Directions:
Copy every line of the material below word for word.
______
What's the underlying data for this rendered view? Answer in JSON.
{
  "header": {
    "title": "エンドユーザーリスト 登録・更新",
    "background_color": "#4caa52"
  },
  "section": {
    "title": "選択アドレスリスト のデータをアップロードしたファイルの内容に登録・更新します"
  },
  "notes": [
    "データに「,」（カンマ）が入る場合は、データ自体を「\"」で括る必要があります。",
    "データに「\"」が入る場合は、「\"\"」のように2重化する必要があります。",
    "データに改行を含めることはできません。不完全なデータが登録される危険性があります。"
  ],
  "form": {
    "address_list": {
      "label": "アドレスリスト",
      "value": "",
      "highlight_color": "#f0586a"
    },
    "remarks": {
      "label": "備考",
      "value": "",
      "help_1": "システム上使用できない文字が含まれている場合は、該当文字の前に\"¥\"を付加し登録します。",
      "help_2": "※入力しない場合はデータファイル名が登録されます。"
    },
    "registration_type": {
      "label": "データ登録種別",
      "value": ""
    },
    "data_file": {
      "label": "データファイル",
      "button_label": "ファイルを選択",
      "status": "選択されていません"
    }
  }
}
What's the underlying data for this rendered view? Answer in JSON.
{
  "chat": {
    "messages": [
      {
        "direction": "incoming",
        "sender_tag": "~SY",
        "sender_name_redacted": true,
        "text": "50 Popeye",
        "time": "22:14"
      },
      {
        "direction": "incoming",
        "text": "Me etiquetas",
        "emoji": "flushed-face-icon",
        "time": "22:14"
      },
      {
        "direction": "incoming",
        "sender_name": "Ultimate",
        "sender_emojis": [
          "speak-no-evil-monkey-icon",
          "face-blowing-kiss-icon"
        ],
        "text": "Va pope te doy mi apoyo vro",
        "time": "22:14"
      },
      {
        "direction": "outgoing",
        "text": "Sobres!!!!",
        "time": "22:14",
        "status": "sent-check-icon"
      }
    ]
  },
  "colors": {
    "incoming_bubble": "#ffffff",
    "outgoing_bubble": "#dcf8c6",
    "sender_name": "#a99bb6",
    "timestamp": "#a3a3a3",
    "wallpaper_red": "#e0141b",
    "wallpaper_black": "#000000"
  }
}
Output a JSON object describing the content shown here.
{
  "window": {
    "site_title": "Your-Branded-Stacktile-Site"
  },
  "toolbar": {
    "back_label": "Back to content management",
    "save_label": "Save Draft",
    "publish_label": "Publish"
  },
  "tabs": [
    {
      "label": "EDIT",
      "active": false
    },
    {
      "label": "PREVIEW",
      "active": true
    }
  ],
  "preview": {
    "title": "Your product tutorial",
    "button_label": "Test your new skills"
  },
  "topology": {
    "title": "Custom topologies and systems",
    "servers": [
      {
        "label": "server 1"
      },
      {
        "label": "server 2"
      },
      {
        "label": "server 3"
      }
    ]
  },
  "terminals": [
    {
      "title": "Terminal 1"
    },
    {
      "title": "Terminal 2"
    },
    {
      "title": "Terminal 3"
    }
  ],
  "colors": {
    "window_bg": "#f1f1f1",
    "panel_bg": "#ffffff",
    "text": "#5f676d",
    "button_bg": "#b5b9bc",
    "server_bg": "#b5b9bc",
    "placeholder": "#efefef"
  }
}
______
Final result:
What's the underlying data for this rendered view? Answer in JSON.
{
  "header": {
    "title": "エンドユーザーリスト 登録・更新",
    "background_color": "#4caa52"
  },
  "section": {
    "title": "選択アドレスリスト のデータをアップロードしたファイルの内容に登録・更新します"
  },
  "notes": [
    "データに「,」（カンマ）が入る場合は、データ自体を「\"」で括る必要があります。",
    "データに「\"」が入る場合は、「\"\"」のように2重化する必要があります。",
    "データに改行を含めることはできません。不完全なデータが登録される危険性があります。"
  ],
  "form": {
    "address_list": {
      "label": "アドレスリスト",
      "value": "",
      "highlight_color": "#f0586a"
    },
    "remarks": {
      "label": "備考",
      "value": "",
      "help_1": "システム上使用できない文字が含まれている場合は、該当文字の前に\"¥\"を付加し登録します。",
      "help_2": "※入力しない場合はデータファイル名が登録されます。"
    },
    "registration_type": {
      "label": "データ登録種別",
      "value": ""
    },
    "data_file": {
      "label": "データファイル",
      "button_label": "ファイルを選択",
      "status": "選択されていません"
    }
  }
}
What's the underlying data for this rendered view? Answer in JSON.
{
  "chat": {
    "messages": [
      {
        "direction": "incoming",
        "sender_tag": "~SY",
        "sender_name_redacted": true,
        "text": "50 Popeye",
        "time": "22:14"
      },
      {
        "direction": "incoming",
        "text": "Me etiquetas",
        "emoji": "flushed-face-icon",
        "time": "22:14"
      },
      {
        "direction": "incoming",
        "sender_name": "Ultimate",
        "sender_emojis": [
          "speak-no-evil-monkey-icon",
          "face-blowing-kiss-icon"
        ],
        "text": "Va pope te doy mi apoyo vro",
        "time": "22:14"
      },
      {
        "direction": "outgoing",
        "text": "Sobres!!!!",
        "time": "22:14",
        "status": "sent-check-icon"
      }
    ]
  },
  "colors": {
    "incoming_bubble": "#ffffff",
    "outgoing_bubble": "#dcf8c6",
    "sender_name": "#a99bb6",
    "timestamp": "#a3a3a3",
    "wallpaper_red": "#e0141b",
    "wallpaper_black": "#000000"
  }
}
Output a JSON object describing the content shown here.
{
  "window": {
    "site_title": "Your-Branded-Stacktile-Site"
  },
  "toolbar": {
    "back_label": "Back to content management",
    "save_label": "Save Draft",
    "publish_label": "Publish"
  },
  "tabs": [
    {
      "label": "EDIT",
      "active": false
    },
    {
      "label": "PREVIEW",
      "active": true
    }
  ],
  "preview": {
    "title": "Your product tutorial",
    "button_label": "Test your new skills"
  },
  "topology": {
    "title": "Custom topologies and systems",
    "servers": [
      {
        "label": "server 1"
      },
      {
        "label": "server 2"
      },
      {
        "label": "server 3"
      }
    ]
  },
  "terminals": [
    {
      "title": "Terminal 1"
    },
    {
      "title": "Terminal 2"
    },
    {
      "title": "Terminal 3"
    }
  ],
  "colors": {
    "window_bg": "#f1f1f1",
    "panel_bg": "#ffffff",
    "text": "#5f676d",
    "button_bg": "#b5b9bc",
    "server_bg": "#b5b9bc",
    "placeholder": "#efefef"
  }
}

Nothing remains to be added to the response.